Every line of the records below should be restated exactly.

━━━ Stored records

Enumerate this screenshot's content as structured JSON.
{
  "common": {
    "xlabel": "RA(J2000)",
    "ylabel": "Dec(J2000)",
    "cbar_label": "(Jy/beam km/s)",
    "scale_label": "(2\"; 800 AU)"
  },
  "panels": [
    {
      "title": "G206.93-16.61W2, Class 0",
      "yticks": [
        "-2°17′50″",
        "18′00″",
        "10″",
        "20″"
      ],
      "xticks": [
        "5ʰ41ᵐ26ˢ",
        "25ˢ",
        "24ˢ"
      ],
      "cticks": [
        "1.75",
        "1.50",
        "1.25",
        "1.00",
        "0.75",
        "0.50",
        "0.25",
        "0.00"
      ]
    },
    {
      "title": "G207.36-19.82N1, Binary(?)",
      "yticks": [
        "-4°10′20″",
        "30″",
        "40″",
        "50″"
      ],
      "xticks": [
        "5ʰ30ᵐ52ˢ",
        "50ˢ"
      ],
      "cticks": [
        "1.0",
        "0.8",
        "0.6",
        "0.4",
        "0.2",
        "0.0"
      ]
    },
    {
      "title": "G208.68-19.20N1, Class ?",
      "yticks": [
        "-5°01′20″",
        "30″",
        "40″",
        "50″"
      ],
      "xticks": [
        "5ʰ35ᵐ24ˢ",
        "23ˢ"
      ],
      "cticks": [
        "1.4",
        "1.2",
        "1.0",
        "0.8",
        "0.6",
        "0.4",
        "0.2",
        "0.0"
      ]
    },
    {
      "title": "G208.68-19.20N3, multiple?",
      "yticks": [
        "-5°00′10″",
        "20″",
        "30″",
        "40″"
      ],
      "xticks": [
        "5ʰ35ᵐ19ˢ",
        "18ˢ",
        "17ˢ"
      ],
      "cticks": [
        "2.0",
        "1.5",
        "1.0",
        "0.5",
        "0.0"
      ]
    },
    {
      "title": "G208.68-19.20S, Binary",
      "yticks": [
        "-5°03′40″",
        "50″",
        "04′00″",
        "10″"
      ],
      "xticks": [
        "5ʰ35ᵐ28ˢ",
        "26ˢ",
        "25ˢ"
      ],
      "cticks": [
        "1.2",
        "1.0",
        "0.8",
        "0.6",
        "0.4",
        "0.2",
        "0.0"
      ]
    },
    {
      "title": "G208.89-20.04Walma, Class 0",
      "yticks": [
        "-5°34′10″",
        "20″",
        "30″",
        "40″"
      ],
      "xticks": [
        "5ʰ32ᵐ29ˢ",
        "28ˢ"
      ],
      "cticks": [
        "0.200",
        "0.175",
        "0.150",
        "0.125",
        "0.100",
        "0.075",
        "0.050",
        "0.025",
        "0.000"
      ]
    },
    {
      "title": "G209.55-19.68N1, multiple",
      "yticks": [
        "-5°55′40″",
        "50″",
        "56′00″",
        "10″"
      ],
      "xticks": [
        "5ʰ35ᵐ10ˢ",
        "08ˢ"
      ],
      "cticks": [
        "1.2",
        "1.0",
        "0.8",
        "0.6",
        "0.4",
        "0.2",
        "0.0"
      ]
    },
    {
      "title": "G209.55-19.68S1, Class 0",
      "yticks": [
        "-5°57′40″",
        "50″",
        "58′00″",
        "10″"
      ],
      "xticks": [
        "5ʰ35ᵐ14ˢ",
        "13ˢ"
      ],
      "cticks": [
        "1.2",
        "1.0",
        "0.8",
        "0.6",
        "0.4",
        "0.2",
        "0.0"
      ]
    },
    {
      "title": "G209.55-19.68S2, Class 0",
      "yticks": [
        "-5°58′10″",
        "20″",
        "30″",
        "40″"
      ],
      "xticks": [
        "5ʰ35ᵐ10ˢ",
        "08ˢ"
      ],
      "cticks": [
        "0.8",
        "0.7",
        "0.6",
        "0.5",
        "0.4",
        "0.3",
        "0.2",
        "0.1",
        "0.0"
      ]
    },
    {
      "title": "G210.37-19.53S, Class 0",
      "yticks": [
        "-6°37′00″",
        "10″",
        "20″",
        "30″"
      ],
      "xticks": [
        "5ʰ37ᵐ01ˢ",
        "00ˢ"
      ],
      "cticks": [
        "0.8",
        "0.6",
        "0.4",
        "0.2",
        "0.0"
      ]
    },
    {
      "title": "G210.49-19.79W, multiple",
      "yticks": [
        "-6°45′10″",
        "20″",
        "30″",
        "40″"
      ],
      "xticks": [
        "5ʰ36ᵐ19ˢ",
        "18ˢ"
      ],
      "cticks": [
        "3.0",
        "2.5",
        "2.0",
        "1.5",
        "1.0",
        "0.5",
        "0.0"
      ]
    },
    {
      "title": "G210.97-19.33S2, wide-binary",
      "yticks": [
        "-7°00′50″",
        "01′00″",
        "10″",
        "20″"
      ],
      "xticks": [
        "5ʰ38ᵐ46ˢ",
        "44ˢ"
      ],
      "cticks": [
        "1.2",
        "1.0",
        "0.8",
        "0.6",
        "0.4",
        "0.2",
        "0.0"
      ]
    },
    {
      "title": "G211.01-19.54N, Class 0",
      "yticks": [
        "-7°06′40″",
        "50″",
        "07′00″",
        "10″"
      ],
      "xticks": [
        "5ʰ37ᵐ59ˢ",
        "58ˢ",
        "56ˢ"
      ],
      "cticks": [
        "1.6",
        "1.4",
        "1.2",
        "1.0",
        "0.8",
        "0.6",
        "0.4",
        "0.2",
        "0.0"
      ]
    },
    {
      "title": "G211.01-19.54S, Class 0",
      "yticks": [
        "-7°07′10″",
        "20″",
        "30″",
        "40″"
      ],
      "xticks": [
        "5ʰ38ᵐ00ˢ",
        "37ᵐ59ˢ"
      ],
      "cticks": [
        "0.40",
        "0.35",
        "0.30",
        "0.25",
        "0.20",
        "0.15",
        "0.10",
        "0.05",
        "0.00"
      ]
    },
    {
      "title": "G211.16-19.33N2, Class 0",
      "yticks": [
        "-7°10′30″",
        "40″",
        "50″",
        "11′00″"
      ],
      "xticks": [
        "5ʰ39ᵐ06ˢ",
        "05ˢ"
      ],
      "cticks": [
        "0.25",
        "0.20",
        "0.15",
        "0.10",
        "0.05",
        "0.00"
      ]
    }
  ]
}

━━━━━━

> **Exercise output**:
Enumerate this screenshot's content as structured JSON.
{
  "common": {
    "xlabel": "RA(J2000)",
    "ylabel": "Dec(J2000)",
    "cbar_label": "(Jy/beam km/s)",
    "scale_label": "(2\"; 800 AU)"
  },
  "panels": [
    {
      "title": "G206.93-16.61W2, Class 0",
      "yticks": [
        "-2°17′50″",
        "18′00″",
        "10″",
        "20″"
      ],
      "xticks": [
        "5ʰ41ᵐ26ˢ",
        "25ˢ",
        "24ˢ"
      ],
      "cticks": [
        "1.75",
        "1.50",
        "1.25",
        "1.00",
        "0.75",
        "0.50",
        "0.25",
        "0.00"
      ]
    },
    {
      "title": "G207.36-19.82N1, Binary(?)",
      "yticks": [
        "-4°10′20″",
        "30″",
        "40″",
        "50″"
      ],
      "xticks": [
        "5ʰ30ᵐ52ˢ",
        "50ˢ"
      ],
      "cticks": [
        "1.0",
        "0.8",
        "0.6",
        "0.4",
        "0.2",
        "0.0"
      ]
    },
    {
      "title": "G208.68-19.20N1, Class ?",
      "yticks": [
        "-5°01′20″",
        "30″",
        "40″",
        "50″"
      ],
      "xticks": [
        "5ʰ35ᵐ24ˢ",
        "23ˢ"
      ],
      "cticks": [
        "1.4",
        "1.2",
        "1.0",
        "0.8",
        "0.6",
        "0.4",
        "0.2",
        "0.0"
      ]
    },
    {
      "title": "G208.68-19.20N3, multiple?",
      "yticks": [
        "-5°00′10″",
        "20″",
        "30″",
        "40″"
      ],
      "xticks": [
        "5ʰ35ᵐ19ˢ",
        "18ˢ",
        "17ˢ"
      ],
      "cticks": [
        "2.0",
        "1.5",
        "1.0",
        "0.5",
        "0.0"
      ]
    },
    {
      "title": "G208.68-19.20S, Binary",
      "yticks": [
        "-5°03′40″",
        "50″",
        "04′00″",
        "10″"
      ],
      "xticks": [
        "5ʰ35ᵐ28ˢ",
        "26ˢ",
        "25ˢ"
      ],
      "cticks": [
        "1.2",
        "1.0",
        "0.8",
        "0.6",
        "0.4",
        "0.2",
        "0.0"
      ]
    },
    {
      "title": "G208.89-20.04Walma, Class 0",
      "yticks": [
        "-5°34′10″",
        "20″",
        "30″",
        "40″"
      ],
      "xticks": [
        "5ʰ32ᵐ29ˢ",
        "28ˢ"
      ],
      "cticks": [
        "0.200",
        "0.175",
        "0.150",
        "0.125",
        "0.100",
        "0.075",
        "0.050",
        "0.025",
        "0.000"
      ]
    },
    {
      "title": "G209.55-19.68N1, multiple",
      "yticks": [
        "-5°55′40″",
        "50″",
        "56′00″",
        "10″"
      ],
      "xticks": [
        "5ʰ35ᵐ10ˢ",
        "08ˢ"
      ],
      "cticks": [
        "1.2",
        "1.0",
        "0.8",
        "0.6",
        "0.4",
        "0.2",
        "0.0"
      ]
    },
    {
      "title": "G209.55-19.68S1, Class 0",
      "yticks": [
        "-5°57′40″",
        "50″",
        "58′00″",
        "10″"
      ],
      "xticks": [
        "5ʰ35ᵐ14ˢ",
        "13ˢ"
      ],
      "cticks": [
        "1.2",
        "1.0",
        "0.8",
        "0.6",
        "0.4",
        "0.2",
        "0.0"
      ]
    },
    {
      "title": "G209.55-19.68S2, Class 0",
      "yticks": [
        "-5°58′10″",
        "20″",
        "30″",
        "40″"
      ],
      "xticks": [
        "5ʰ35ᵐ10ˢ",
        "08ˢ"
      ],
      "cticks": [
        "0.8",
        "0.7",
        "0.6",
        "0.5",
        "0.4",
        "0.3",
        "0.2",
        "0.1",
        "0.0"
      ]
    },
    {
      "title": "G210.37-19.53S, Class 0",
      "yticks": [
        "-6°37′00″",
        "10″",
        "20″",
        "30″"
      ],
      "xticks": [
        "5ʰ37ᵐ01ˢ",
        "00ˢ"
      ],
      "cticks": [
        "0.8",
        "0.6",
        "0.4",
        "0.2",
        "0.0"
      ]
    },
    {
      "title": "G210.49-19.79W, multiple",
      "yticks": [
        "-6°45′10″",
        "20″",
        "30″",
        "40″"
      ],
      "xticks": [
        "5ʰ36ᵐ19ˢ",
        "18ˢ"
      ],
      "cticks": [
        "3.0",
        "2.5",
        "2.0",
        "1.5",
        "1.0",
        "0.5",
        "0.0"
      ]
    },
    {
      "title": "G210.97-19.33S2, wide-binary",
      "yticks": [
        "-7°00′50″",
        "01′00″",
        "10″",
        "20″"
      ],
      "xticks": [
        "5ʰ38ᵐ46ˢ",
        "44ˢ"
      ],
      "cticks": [
        "1.2",
        "1.0",
        "0.8",
        "0.6",
        "0.4",
        "0.2",
        "0.0"
      ]
    },
    {
      "title": "G211.01-19.54N, Class 0",
      "yticks": [
        "-7°06′40″",
        "50″",
        "07′00″",
        "10″"
      ],
      "xticks": [
        "5ʰ37ᵐ59ˢ",
        "58ˢ",
        "56ˢ"
      ],
      "cticks": [
        "1.6",
        "1.4",
        "1.2",
        "1.0",
        "0.8",
        "0.6",
        "0.4",
        "0.2",
        "0.0"
      ]
    },
    {
      "title": "G211.01-19.54S, Class 0",
      "yticks": [
        "-7°07′10″",
        "20″",
        "30″",
        "40″"
      ],
      "xticks": [
        "5ʰ38ᵐ00ˢ",
        "37ᵐ59ˢ"
      ],
      "cticks": [
        "0.40",
        "0.35",
        "0.30",
        "0.25",
        "0.20",
        "0.15",
        "0.10",
        "0.05",
        "0.00"
      ]
    },
    {
      "title": "G211.16-19.33N2, Class 0",
      "yticks": [
        "-7°10′30″",
        "40″",
        "50″",
        "11′00″"
      ],
      "xticks": [
        "5ʰ39ᵐ06ˢ",
        "05ˢ"
      ],
      "cticks": [
        "0.25",
        "0.20",
        "0.15",
        "0.10",
        "0.05",
        "0.00"
      ]
    }
  ]
}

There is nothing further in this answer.